Go through the entries below. Copy each line in which "changes" appears.

· · · · ·

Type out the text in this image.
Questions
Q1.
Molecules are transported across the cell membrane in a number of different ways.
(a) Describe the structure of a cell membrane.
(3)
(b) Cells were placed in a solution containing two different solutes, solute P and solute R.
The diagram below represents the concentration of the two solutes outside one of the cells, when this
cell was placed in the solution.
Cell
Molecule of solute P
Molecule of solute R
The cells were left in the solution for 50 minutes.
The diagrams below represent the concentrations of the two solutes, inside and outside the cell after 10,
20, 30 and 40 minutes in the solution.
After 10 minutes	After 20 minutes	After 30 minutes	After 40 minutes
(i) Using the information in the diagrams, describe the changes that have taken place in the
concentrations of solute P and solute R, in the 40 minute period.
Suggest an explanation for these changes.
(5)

· · · · ·

Solved exercise:
(i) Using the information in the diagrams, describe the changes that have taken place in the
Suggest an explanation for these changes.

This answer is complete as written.